■ Brief: Looking through the listing, how many of its lines hold the word "sunhours"? Answer with only the number.

■ Task data:

··········

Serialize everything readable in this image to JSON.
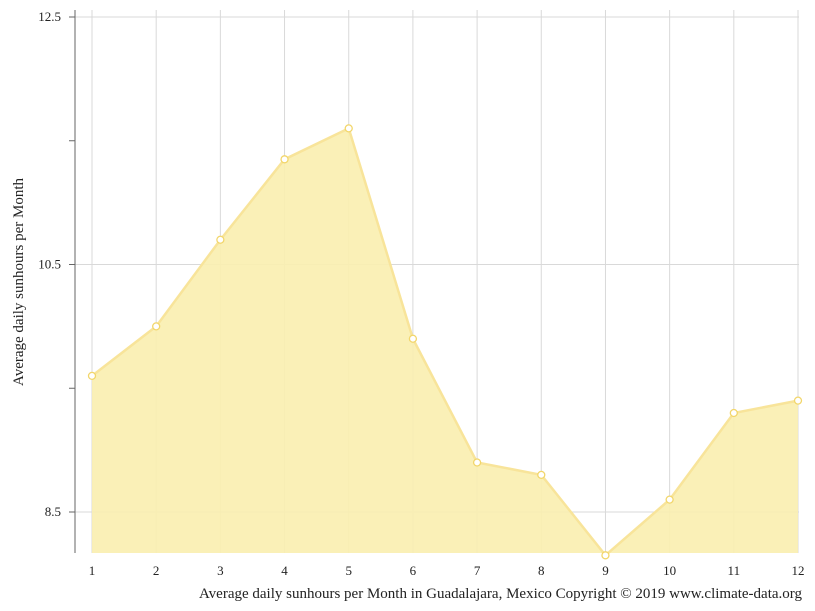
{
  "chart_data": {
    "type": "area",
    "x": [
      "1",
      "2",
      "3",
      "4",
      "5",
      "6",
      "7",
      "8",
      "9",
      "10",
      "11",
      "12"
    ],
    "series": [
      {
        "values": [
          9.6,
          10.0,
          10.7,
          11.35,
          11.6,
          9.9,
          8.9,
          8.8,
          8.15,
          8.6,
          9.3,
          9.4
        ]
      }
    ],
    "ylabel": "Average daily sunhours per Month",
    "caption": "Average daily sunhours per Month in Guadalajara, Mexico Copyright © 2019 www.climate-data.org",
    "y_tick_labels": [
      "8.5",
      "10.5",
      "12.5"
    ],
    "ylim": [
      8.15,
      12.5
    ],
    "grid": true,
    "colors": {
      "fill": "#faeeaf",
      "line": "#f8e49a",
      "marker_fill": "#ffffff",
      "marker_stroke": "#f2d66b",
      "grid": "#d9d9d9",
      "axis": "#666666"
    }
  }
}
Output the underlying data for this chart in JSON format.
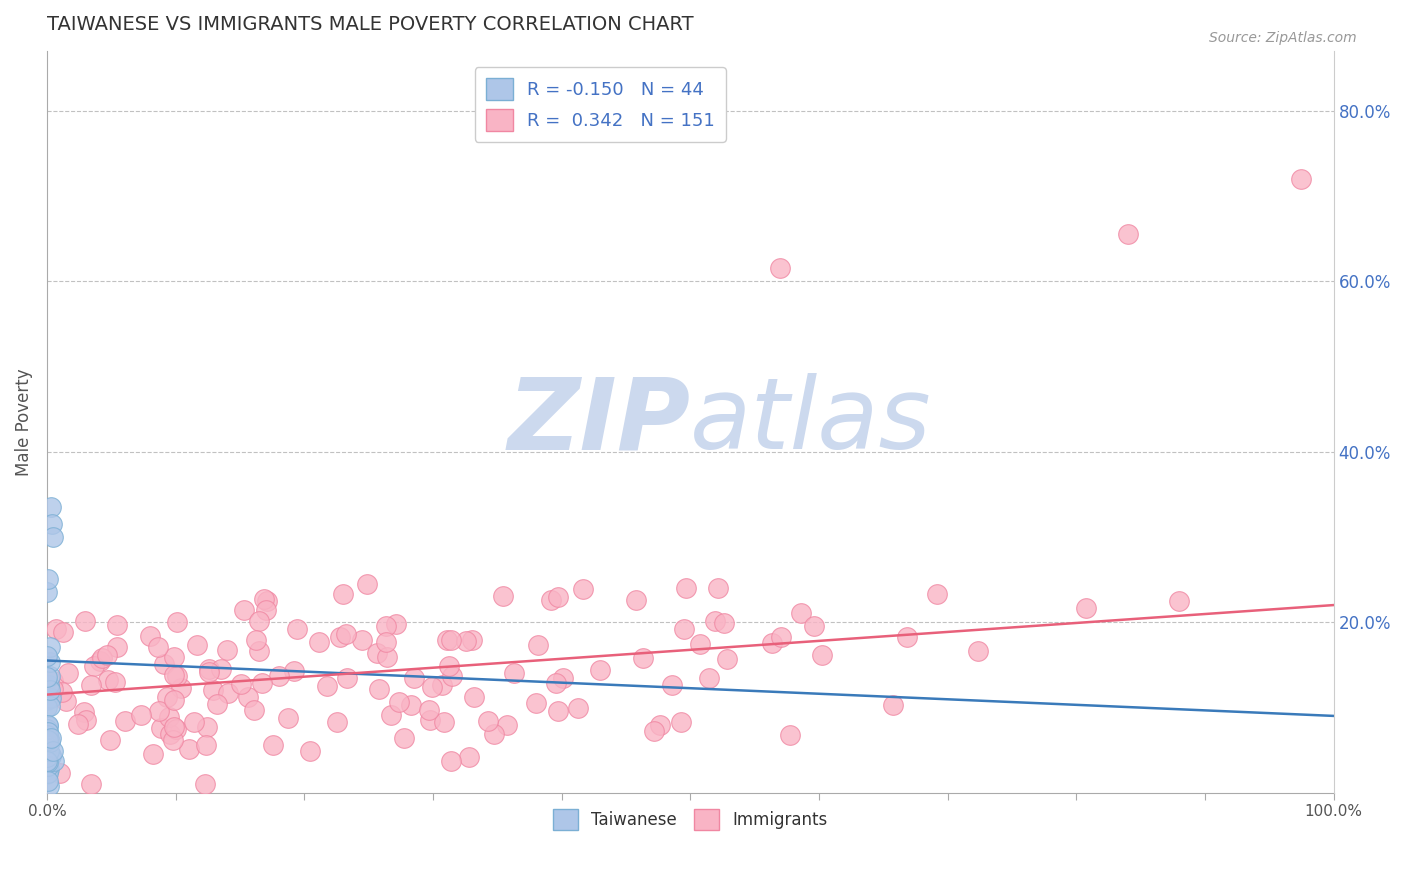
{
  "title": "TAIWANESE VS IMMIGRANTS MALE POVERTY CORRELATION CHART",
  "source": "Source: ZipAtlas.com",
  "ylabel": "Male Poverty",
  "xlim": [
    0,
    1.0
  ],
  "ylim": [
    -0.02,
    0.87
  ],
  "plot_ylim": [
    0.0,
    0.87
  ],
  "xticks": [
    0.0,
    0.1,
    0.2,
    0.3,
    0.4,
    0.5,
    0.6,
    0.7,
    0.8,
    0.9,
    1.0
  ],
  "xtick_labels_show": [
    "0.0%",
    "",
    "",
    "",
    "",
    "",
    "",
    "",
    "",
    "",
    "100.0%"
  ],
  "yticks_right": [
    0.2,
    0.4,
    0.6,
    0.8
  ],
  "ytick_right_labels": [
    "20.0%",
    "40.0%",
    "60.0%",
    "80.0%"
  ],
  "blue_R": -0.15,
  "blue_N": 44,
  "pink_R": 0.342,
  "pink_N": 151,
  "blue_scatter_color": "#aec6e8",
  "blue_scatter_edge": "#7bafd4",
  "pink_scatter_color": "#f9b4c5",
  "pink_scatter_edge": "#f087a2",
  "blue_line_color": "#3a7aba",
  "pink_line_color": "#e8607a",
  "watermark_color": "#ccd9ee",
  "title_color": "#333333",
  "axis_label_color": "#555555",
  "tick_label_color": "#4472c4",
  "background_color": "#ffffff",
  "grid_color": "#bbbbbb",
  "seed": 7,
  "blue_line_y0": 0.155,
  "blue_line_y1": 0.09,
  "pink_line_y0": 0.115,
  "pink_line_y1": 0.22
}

··········

■ The response: 2